··· PROVIDED DATA ···

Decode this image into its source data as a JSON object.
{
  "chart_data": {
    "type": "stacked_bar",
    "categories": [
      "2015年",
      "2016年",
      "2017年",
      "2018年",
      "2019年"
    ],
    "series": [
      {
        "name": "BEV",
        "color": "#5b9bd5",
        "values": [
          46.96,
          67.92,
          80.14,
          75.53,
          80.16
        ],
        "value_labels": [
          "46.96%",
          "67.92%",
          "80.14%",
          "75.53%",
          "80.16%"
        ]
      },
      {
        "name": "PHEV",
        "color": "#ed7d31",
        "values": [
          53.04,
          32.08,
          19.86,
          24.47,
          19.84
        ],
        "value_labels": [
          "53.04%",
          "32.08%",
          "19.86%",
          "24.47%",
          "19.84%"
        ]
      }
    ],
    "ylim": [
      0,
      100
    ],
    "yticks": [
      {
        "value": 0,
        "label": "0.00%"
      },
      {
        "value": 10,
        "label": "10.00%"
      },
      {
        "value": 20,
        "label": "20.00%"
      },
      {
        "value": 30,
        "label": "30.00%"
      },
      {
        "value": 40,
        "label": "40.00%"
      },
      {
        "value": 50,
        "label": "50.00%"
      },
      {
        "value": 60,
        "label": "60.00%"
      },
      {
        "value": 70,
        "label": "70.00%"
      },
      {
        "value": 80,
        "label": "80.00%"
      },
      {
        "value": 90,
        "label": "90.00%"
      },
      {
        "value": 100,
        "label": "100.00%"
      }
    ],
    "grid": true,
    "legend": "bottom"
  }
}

···

■ **PROBLEM DESCRIPTION**
Reproduce the full listing above, character for character.

■ **RESPONSE TO THE TASK**
Decode this image into its source data as a JSON object.
{
  "chart_data": {
    "type": "stacked_bar",
    "categories": [
      "2015年",
      "2016年",
      "2017年",
      "2018年",
      "2019年"
    ],
    "series": [
      {
        "name": "BEV",
        "color": "#5b9bd5",
        "values": [
          46.96,
          67.92,
          80.14,
          75.53,
          80.16
        ],
        "value_labels": [
          "46.96%",
          "67.92%",
          "80.14%",
          "75.53%",
          "80.16%"
        ]
      },
      {
        "name": "PHEV",
        "color": "#ed7d31",
        "values": [
          53.04,
          32.08,
          19.86,
          24.47,
          19.84
        ],
        "value_labels": [
          "53.04%",
          "32.08%",
          "19.86%",
          "24.47%",
          "19.84%"
        ]
      }
    ],
    "ylim": [
      0,
      100
    ],
    "yticks": [
      {
        "value": 0,
        "label": "0.00%"
      },
      {
        "value": 10,
        "label": "10.00%"
      },
      {
        "value": 20,
        "label": "20.00%"
      },
      {
        "value": 30,
        "label": "30.00%"
      },
      {
        "value": 40,
        "label": "40.00%"
      },
      {
        "value": 50,
        "label": "50.00%"
      },
      {
        "value": 60,
        "label": "60.00%"
      },
      {
        "value": 70,
        "label": "70.00%"
      },
      {
        "value": 80,
        "label": "80.00%"
      },
      {
        "value": 90,
        "label": "90.00%"
      },
      {
        "value": 100,
        "label": "100.00%"
      }
    ],
    "grid": true,
    "legend": "bottom"
  }
}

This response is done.